In the records below, find each line with the word "Site" and copy it.
====== Material supplied
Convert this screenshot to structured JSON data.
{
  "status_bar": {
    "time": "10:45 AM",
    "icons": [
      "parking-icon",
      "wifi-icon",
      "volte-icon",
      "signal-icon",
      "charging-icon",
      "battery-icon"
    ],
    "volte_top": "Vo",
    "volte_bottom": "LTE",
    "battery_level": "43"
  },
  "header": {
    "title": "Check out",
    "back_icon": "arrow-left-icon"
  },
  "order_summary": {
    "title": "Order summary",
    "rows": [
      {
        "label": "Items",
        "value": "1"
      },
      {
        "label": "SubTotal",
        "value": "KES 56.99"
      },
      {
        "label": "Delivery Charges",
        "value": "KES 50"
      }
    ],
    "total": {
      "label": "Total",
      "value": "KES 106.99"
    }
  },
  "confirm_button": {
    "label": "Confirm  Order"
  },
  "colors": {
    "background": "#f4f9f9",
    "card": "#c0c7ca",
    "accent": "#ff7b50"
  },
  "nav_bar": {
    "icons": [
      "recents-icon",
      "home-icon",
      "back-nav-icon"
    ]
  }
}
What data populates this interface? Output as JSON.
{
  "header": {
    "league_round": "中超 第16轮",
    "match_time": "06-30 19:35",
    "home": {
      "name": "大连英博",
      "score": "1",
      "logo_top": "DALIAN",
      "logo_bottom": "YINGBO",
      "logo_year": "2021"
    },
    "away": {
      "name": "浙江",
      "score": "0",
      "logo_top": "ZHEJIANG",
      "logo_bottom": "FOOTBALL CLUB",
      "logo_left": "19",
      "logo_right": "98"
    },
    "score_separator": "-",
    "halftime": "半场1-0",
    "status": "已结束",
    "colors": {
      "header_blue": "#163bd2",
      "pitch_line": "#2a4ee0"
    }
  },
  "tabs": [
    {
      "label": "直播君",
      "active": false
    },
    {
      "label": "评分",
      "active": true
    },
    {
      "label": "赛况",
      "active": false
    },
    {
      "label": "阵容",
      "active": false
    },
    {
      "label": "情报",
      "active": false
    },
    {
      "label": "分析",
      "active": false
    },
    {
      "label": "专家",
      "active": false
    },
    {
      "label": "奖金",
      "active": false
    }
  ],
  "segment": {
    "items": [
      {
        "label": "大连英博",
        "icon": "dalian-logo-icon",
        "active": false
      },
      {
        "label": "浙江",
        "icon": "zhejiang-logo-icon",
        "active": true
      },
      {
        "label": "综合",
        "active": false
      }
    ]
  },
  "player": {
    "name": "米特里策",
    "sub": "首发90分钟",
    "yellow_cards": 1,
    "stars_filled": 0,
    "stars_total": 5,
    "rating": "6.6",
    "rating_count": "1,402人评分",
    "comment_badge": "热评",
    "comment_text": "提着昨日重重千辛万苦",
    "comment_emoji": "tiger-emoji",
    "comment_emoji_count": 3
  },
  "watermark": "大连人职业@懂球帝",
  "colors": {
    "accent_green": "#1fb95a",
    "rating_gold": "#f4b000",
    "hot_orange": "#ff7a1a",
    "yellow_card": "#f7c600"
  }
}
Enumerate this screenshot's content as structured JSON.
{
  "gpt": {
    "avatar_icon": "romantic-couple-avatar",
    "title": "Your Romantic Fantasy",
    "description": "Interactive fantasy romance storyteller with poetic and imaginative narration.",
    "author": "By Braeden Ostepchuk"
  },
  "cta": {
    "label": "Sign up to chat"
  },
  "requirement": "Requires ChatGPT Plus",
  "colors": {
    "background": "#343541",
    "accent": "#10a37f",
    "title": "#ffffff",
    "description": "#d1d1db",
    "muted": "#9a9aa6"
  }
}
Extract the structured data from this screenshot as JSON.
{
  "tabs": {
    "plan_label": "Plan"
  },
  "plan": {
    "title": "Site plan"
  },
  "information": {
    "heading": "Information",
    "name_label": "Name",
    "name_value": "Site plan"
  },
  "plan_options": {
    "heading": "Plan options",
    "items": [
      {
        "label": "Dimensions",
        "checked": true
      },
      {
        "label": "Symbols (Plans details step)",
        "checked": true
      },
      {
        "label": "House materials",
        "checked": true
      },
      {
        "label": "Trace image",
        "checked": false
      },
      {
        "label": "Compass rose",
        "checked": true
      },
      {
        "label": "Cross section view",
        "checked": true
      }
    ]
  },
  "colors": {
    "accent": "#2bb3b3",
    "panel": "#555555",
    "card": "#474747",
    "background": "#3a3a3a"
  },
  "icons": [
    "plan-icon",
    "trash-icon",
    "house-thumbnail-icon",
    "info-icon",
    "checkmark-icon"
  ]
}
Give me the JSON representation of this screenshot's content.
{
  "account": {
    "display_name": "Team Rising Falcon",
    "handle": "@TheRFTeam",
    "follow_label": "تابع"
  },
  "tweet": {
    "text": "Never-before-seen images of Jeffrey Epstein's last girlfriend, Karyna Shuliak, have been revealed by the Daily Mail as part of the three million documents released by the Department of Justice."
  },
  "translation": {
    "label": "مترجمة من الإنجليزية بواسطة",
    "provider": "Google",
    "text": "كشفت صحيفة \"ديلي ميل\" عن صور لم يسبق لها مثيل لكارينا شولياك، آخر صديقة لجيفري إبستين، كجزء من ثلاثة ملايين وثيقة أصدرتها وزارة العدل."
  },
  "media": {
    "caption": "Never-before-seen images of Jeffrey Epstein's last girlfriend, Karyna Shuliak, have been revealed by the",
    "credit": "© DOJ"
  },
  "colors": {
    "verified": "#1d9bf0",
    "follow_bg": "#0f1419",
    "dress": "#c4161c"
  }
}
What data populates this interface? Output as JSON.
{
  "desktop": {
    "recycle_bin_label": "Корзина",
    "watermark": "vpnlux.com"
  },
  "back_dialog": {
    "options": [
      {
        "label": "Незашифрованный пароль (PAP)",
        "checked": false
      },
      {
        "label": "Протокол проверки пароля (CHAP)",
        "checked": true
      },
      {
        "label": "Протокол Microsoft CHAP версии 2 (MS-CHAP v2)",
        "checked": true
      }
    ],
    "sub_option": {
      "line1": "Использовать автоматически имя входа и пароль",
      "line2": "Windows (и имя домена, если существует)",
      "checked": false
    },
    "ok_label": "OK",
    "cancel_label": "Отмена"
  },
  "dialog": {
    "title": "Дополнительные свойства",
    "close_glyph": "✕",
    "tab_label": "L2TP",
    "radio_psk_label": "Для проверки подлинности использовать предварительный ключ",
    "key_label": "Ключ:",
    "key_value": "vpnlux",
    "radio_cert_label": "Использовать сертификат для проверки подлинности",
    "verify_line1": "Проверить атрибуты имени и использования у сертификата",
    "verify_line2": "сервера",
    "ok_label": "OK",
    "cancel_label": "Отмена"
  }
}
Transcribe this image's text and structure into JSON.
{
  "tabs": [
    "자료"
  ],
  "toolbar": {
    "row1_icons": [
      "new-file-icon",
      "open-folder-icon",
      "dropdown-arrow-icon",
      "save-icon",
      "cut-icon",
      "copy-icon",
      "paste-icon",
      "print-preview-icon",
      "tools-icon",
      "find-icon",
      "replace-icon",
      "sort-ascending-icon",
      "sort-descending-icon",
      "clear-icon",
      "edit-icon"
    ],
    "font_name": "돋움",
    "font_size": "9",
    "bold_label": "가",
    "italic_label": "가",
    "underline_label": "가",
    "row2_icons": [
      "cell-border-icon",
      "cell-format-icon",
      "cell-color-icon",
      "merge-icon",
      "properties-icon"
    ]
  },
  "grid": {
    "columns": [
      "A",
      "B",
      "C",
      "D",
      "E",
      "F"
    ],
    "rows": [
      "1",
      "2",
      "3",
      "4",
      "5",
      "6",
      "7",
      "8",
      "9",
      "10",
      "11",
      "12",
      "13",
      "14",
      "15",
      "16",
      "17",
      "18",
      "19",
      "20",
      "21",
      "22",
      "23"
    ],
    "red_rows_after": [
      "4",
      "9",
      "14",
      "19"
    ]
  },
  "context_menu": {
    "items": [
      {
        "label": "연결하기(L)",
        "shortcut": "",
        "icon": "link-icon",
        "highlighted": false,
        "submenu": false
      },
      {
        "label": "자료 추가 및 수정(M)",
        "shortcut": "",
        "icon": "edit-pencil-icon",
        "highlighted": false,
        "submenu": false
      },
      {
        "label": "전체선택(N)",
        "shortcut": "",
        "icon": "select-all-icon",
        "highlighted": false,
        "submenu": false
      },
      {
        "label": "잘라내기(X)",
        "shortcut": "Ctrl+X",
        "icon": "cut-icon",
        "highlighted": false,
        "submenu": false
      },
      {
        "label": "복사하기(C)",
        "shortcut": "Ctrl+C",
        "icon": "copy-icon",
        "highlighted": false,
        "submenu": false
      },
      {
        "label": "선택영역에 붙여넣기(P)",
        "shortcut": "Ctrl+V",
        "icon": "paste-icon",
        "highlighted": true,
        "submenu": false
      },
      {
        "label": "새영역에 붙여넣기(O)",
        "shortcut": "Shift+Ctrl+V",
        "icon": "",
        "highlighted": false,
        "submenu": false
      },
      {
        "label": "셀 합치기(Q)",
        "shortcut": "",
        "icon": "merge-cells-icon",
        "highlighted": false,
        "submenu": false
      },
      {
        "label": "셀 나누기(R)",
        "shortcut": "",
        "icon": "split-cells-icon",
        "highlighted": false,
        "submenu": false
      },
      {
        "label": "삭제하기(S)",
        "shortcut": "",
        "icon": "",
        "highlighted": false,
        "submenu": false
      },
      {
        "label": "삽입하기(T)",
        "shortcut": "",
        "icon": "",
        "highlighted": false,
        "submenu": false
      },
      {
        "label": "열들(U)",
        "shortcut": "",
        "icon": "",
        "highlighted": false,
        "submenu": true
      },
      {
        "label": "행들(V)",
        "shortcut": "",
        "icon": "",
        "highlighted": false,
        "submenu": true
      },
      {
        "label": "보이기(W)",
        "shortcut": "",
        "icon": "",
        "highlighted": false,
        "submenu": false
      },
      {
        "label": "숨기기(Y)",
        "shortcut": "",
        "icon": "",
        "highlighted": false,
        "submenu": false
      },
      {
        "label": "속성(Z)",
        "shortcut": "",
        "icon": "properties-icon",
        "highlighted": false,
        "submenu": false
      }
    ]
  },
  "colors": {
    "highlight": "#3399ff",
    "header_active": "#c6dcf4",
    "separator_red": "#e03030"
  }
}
============
Task result:
    "title": "Site plan"
    "name_value": "Site plan"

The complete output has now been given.